Work to complete:
Answer with nothing but a number: how many lines include the word "this"?

(Structured figure records)
-*-*-

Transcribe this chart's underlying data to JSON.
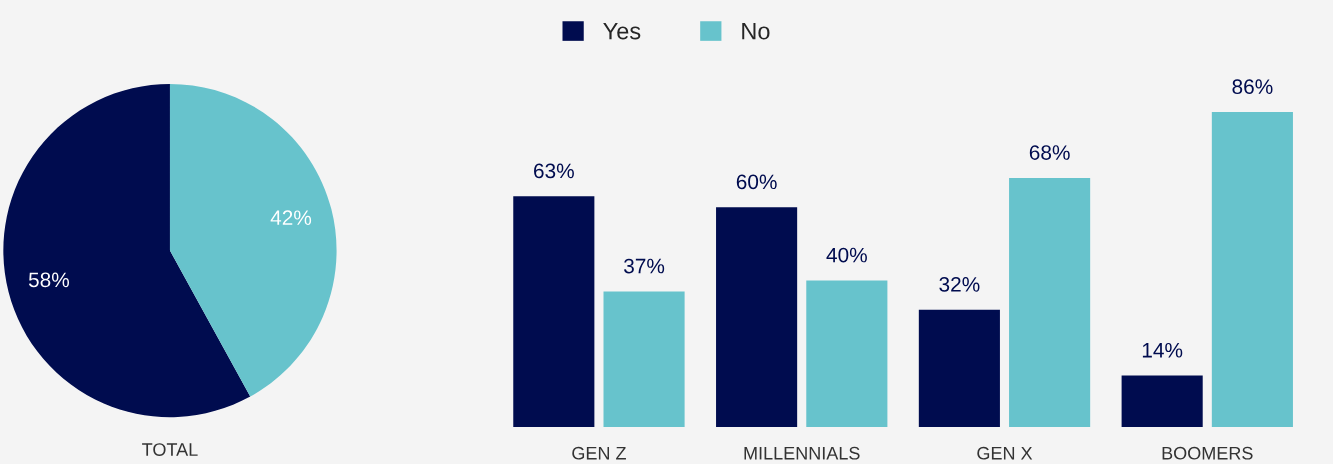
{
  "chart_data": [
    {
      "type": "pie",
      "xlabel": "TOTAL",
      "legend": "top",
      "categories": [
        "Yes",
        "No"
      ],
      "values": [
        58,
        42
      ],
      "colors": [
        "#000c4f",
        "#67c3cc"
      ],
      "value_labels": [
        "58%",
        "42%"
      ]
    },
    {
      "type": "bar",
      "categories": [
        "GEN Z",
        "MILLENNIALS",
        "GEN X",
        "BOOMERS"
      ],
      "series": [
        {
          "color": "#000c4f",
          "values": [
            63,
            60,
            32,
            14
          ],
          "value_labels": [
            "63%",
            "60%",
            "32%",
            "14%"
          ]
        },
        {
          "color": "#67c3cc",
          "values": [
            37,
            40,
            68,
            86
          ],
          "value_labels": [
            "37%",
            "40%",
            "68%",
            "86%"
          ]
        }
      ]
    }
  ]
}
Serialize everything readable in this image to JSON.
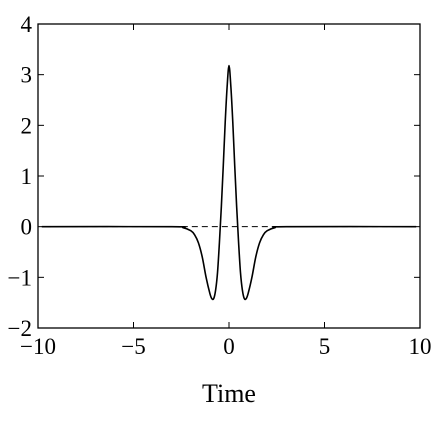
{
  "chart_data": {
    "type": "line",
    "title": "",
    "xlabel": "Time",
    "ylabel": "",
    "xlim": [
      -10,
      10
    ],
    "ylim": [
      -2,
      4
    ],
    "xticks": [
      -10,
      -5,
      0,
      5,
      10
    ],
    "xtick_labels": [
      "−10",
      "−5",
      "0",
      "5",
      "10"
    ],
    "yticks": [
      -2,
      -1,
      0,
      1,
      2,
      3,
      4
    ],
    "ytick_labels": [
      "−2",
      "−1",
      "0",
      "1",
      "2",
      "3",
      "4"
    ],
    "grid": false,
    "legend": "none",
    "series": [
      {
        "style": "solid",
        "color": "#000000",
        "x": [
          -9.8,
          -3,
          -2.4,
          -2.0,
          -1.8,
          -1.6,
          -1.4,
          -1.2,
          -1.0,
          -0.9,
          -0.8,
          -0.7,
          -0.6,
          -0.5,
          -0.4,
          -0.3,
          -0.2,
          -0.1,
          0,
          0.1,
          0.2,
          0.3,
          0.4,
          0.5,
          0.6,
          0.7,
          0.8,
          0.9,
          1.0,
          1.2,
          1.4,
          1.6,
          1.8,
          2.0,
          2.4,
          3,
          9.8
        ],
        "y": [
          0,
          0,
          -0.02,
          -0.08,
          -0.16,
          -0.32,
          -0.6,
          -1.0,
          -1.32,
          -1.42,
          -1.42,
          -1.25,
          -0.9,
          -0.3,
          0.4,
          1.2,
          2.05,
          2.75,
          3.18,
          2.75,
          2.05,
          1.2,
          0.4,
          -0.3,
          -0.9,
          -1.25,
          -1.42,
          -1.42,
          -1.32,
          -1.0,
          -0.6,
          -0.32,
          -0.16,
          -0.08,
          -0.02,
          0,
          0
        ]
      },
      {
        "style": "dashed",
        "color": "#000000",
        "x": [
          -9.8,
          9.8
        ],
        "y": [
          0,
          0
        ]
      }
    ]
  }
}
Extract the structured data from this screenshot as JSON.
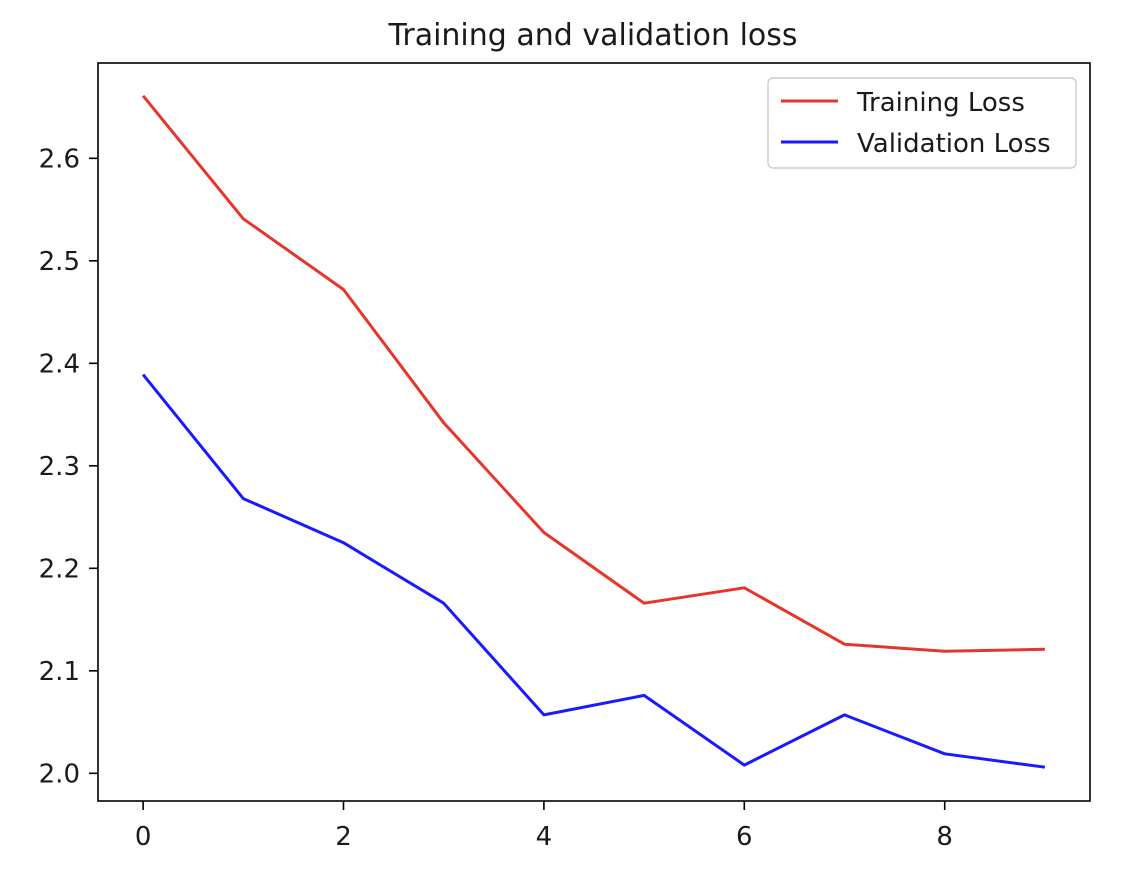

-*-*-

Solution:
3